* _JOB_:
Reproduce each line of the material precisely.

------ DATASET EXTRACT ------

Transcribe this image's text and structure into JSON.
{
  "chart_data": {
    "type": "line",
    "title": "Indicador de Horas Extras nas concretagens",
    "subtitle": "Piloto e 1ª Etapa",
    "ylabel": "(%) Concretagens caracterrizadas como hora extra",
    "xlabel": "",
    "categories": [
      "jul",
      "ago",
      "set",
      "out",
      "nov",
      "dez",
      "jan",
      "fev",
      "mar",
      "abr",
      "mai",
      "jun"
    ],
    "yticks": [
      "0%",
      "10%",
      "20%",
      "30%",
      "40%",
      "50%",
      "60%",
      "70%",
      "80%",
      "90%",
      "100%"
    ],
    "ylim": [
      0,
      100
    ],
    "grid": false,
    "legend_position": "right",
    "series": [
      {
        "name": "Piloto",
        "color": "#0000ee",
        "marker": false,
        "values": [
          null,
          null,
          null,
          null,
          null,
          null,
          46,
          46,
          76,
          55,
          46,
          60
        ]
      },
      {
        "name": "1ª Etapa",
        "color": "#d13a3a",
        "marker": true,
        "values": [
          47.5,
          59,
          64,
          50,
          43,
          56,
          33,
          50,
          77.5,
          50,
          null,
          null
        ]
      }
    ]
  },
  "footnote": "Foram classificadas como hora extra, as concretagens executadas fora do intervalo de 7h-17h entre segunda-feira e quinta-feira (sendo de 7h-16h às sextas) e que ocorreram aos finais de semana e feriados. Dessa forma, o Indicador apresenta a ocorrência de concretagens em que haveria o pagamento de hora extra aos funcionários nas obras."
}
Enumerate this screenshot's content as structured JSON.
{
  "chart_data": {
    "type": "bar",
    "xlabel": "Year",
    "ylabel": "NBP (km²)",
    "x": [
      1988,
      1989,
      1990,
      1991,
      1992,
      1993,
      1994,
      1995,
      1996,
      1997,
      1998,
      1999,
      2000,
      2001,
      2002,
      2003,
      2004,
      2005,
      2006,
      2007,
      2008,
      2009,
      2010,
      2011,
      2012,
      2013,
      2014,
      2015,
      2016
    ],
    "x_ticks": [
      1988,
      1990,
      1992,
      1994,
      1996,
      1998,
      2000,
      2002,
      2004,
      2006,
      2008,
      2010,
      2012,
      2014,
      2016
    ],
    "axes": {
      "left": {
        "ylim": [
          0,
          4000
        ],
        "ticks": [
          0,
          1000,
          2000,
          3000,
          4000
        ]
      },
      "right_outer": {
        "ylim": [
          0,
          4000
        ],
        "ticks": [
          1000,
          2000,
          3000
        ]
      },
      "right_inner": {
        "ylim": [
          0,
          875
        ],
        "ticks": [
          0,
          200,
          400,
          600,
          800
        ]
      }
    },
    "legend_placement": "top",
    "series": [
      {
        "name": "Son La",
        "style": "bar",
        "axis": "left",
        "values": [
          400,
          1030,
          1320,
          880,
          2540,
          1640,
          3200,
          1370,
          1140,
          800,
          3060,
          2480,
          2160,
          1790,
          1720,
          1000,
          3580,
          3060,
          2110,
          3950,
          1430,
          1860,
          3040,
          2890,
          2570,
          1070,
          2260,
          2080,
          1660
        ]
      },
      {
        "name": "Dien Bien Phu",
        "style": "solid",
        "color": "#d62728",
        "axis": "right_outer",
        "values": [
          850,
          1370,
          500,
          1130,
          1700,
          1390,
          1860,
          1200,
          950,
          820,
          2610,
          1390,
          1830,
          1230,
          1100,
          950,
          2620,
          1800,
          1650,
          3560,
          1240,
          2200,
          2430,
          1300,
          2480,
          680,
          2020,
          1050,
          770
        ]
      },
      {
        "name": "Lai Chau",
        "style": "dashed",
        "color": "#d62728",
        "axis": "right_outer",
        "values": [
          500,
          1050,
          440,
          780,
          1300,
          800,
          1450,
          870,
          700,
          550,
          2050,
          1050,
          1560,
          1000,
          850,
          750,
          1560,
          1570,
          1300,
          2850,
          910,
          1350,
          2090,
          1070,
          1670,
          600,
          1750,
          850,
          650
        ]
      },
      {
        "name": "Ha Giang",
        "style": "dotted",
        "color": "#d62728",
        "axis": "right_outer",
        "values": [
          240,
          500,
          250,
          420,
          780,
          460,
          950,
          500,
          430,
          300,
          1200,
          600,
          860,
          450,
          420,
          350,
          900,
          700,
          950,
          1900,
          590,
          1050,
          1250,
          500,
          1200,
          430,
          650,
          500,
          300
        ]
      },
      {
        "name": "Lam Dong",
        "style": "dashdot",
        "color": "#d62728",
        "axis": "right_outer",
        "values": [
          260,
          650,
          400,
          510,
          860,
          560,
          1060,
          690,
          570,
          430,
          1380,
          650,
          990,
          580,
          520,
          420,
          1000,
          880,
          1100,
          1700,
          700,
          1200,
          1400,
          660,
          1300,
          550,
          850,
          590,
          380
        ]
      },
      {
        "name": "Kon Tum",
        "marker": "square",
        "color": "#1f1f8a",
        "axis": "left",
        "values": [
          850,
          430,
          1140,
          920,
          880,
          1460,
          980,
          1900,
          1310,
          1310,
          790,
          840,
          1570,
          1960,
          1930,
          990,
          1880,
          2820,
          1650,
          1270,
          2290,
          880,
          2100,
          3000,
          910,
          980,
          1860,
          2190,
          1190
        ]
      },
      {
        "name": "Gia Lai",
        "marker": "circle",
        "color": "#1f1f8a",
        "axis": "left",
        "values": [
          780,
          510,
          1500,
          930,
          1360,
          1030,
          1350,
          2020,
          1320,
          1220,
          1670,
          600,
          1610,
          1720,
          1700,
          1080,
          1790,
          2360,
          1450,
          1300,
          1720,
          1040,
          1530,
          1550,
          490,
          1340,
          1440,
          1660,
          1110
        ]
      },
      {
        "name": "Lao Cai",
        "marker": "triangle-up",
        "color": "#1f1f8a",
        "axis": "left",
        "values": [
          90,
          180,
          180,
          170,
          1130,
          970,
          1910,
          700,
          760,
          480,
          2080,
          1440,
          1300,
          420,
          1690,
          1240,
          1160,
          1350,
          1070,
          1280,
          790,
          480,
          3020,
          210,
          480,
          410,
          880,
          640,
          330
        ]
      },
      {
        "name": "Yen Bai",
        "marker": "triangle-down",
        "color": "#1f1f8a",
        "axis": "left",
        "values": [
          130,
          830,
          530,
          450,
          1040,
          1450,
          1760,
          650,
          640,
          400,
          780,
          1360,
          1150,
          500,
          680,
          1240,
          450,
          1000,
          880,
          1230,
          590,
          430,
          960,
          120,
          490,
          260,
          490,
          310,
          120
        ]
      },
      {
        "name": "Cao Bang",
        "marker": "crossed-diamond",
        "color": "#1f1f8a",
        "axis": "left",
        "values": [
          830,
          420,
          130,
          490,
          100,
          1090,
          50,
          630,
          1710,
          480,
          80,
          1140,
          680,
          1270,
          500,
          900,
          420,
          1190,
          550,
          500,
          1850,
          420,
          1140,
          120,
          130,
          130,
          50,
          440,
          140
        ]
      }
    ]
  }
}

------

* _CORRECT OUTPUT_:
Transcribe this image's text and structure into JSON.
{
  "chart_data": {
    "type": "line",
    "title": "Indicador de Horas Extras nas concretagens",
    "subtitle": "Piloto e 1ª Etapa",
    "ylabel": "(%) Concretagens caracterrizadas como hora extra",
    "xlabel": "",
    "categories": [
      "jul",
      "ago",
      "set",
      "out",
      "nov",
      "dez",
      "jan",
      "fev",
      "mar",
      "abr",
      "mai",
      "jun"
    ],
    "yticks": [
      "0%",
      "10%",
      "20%",
      "30%",
      "40%",
      "50%",
      "60%",
      "70%",
      "80%",
      "90%",
      "100%"
    ],
    "ylim": [
      0,
      100
    ],
    "grid": false,
    "legend_position": "right",
    "series": [
      {
        "name": "Piloto",
        "color": "#0000ee",
        "marker": false,
        "values": [
          null,
          null,
          null,
          null,
          null,
          null,
          46,
          46,
          76,
          55,
          46,
          60
        ]
      },
      {
        "name": "1ª Etapa",
        "color": "#d13a3a",
        "marker": true,
        "values": [
          47.5,
          59,
          64,
          50,
          43,
          56,
          33,
          50,
          77.5,
          50,
          null,
          null
        ]
      }
    ]
  },
  "footnote": "Foram classificadas como hora extra, as concretagens executadas fora do intervalo de 7h-17h entre segunda-feira e quinta-feira (sendo de 7h-16h às sextas) e que ocorreram aos finais de semana e feriados. Dessa forma, o Indicador apresenta a ocorrência de concretagens em que haveria o pagamento de hora extra aos funcionários nas obras."
}
Enumerate this screenshot's content as structured JSON.
{
  "chart_data": {
    "type": "bar",
    "xlabel": "Year",
    "ylabel": "NBP (km²)",
    "x": [
      1988,
      1989,
      1990,
      1991,
      1992,
      1993,
      1994,
      1995,
      1996,
      1997,
      1998,
      1999,
      2000,
      2001,
      2002,
      2003,
      2004,
      2005,
      2006,
      2007,
      2008,
      2009,
      2010,
      2011,
      2012,
      2013,
      2014,
      2015,
      2016
    ],
    "x_ticks": [
      1988,
      1990,
      1992,
      1994,
      1996,
      1998,
      2000,
      2002,
      2004,
      2006,
      2008,
      2010,
      2012,
      2014,
      2016
    ],
    "axes": {
      "left": {
        "ylim": [
          0,
          4000
        ],
        "ticks": [
          0,
          1000,
          2000,
          3000,
          4000
        ]
      },
      "right_outer": {
        "ylim": [
          0,
          4000
        ],
        "ticks": [
          1000,
          2000,
          3000
        ]
      },
      "right_inner": {
        "ylim": [
          0,
          875
        ],
        "ticks": [
          0,
          200,
          400,
          600,
          800
        ]
      }
    },
    "legend_placement": "top",
    "series": [
      {
        "name": "Son La",
        "style": "bar",
        "axis": "left",
        "values": [
          400,
          1030,
          1320,
          880,
          2540,
          1640,
          3200,
          1370,
          1140,
          800,
          3060,
          2480,
          2160,
          1790,
          1720,
          1000,
          3580,
          3060,
          2110,
          3950,
          1430,
          1860,
          3040,
          2890,
          2570,
          1070,
          2260,
          2080,
          1660
        ]
      },
      {
        "name": "Dien Bien Phu",
        "style": "solid",
        "color": "#d62728",
        "axis": "right_outer",
        "values": [
          850,
          1370,
          500,
          1130,
          1700,
          1390,
          1860,
          1200,
          950,
          820,
          2610,
          1390,
          1830,
          1230,
          1100,
          950,
          2620,
          1800,
          1650,
          3560,
          1240,
          2200,
          2430,
          1300,
          2480,
          680,
          2020,
          1050,
          770
        ]
      },
      {
        "name": "Lai Chau",
        "style": "dashed",
        "color": "#d62728",
        "axis": "right_outer",
        "values": [
          500,
          1050,
          440,
          780,
          1300,
          800,
          1450,
          870,
          700,
          550,
          2050,
          1050,
          1560,
          1000,
          850,
          750,
          1560,
          1570,
          1300,
          2850,
          910,
          1350,
          2090,
          1070,
          1670,
          600,
          1750,
          850,
          650
        ]
      },
      {
        "name": "Ha Giang",
        "style": "dotted",
        "color": "#d62728",
        "axis": "right_outer",
        "values": [
          240,
          500,
          250,
          420,
          780,
          460,
          950,
          500,
          430,
          300,
          1200,
          600,
          860,
          450,
          420,
          350,
          900,
          700,
          950,
          1900,
          590,
          1050,
          1250,
          500,
          1200,
          430,
          650,
          500,
          300
        ]
      },
      {
        "name": "Lam Dong",
        "style": "dashdot",
        "color": "#d62728",
        "axis": "right_outer",
        "values": [
          260,
          650,
          400,
          510,
          860,
          560,
          1060,
          690,
          570,
          430,
          1380,
          650,
          990,
          580,
          520,
          420,
          1000,
          880,
          1100,
          1700,
          700,
          1200,
          1400,
          660,
          1300,
          550,
          850,
          590,
          380
        ]
      },
      {
        "name": "Kon Tum",
        "marker": "square",
        "color": "#1f1f8a",
        "axis": "left",
        "values": [
          850,
          430,
          1140,
          920,
          880,
          1460,
          980,
          1900,
          1310,
          1310,
          790,
          840,
          1570,
          1960,
          1930,
          990,
          1880,
          2820,
          1650,
          1270,
          2290,
          880,
          2100,
          3000,
          910,
          980,
          1860,
          2190,
          1190
        ]
      },
      {
        "name": "Gia Lai",
        "marker": "circle",
        "color": "#1f1f8a",
        "axis": "left",
        "values": [
          780,
          510,
          1500,
          930,
          1360,
          1030,
          1350,
          2020,
          1320,
          1220,
          1670,
          600,
          1610,
          1720,
          1700,
          1080,
          1790,
          2360,
          1450,
          1300,
          1720,
          1040,
          1530,
          1550,
          490,
          1340,
          1440,
          1660,
          1110
        ]
      },
      {
        "name": "Lao Cai",
        "marker": "triangle-up",
        "color": "#1f1f8a",
        "axis": "left",
        "values": [
          90,
          180,
          180,
          170,
          1130,
          970,
          1910,
          700,
          760,
          480,
          2080,
          1440,
          1300,
          420,
          1690,
          1240,
          1160,
          1350,
          1070,
          1280,
          790,
          480,
          3020,
          210,
          480,
          410,
          880,
          640,
          330
        ]
      },
      {
        "name": "Yen Bai",
        "marker": "triangle-down",
        "color": "#1f1f8a",
        "axis": "left",
        "values": [
          130,
          830,
          530,
          450,
          1040,
          1450,
          1760,
          650,
          640,
          400,
          780,
          1360,
          1150,
          500,
          680,
          1240,
          450,
          1000,
          880,
          1230,
          590,
          430,
          960,
          120,
          490,
          260,
          490,
          310,
          120
        ]
      },
      {
        "name": "Cao Bang",
        "marker": "crossed-diamond",
        "color": "#1f1f8a",
        "axis": "left",
        "values": [
          830,
          420,
          130,
          490,
          100,
          1090,
          50,
          630,
          1710,
          480,
          80,
          1140,
          680,
          1270,
          500,
          900,
          420,
          1190,
          550,
          500,
          1850,
          420,
          1140,
          120,
          130,
          130,
          50,
          440,
          140
        ]
      }
    ]
  }
}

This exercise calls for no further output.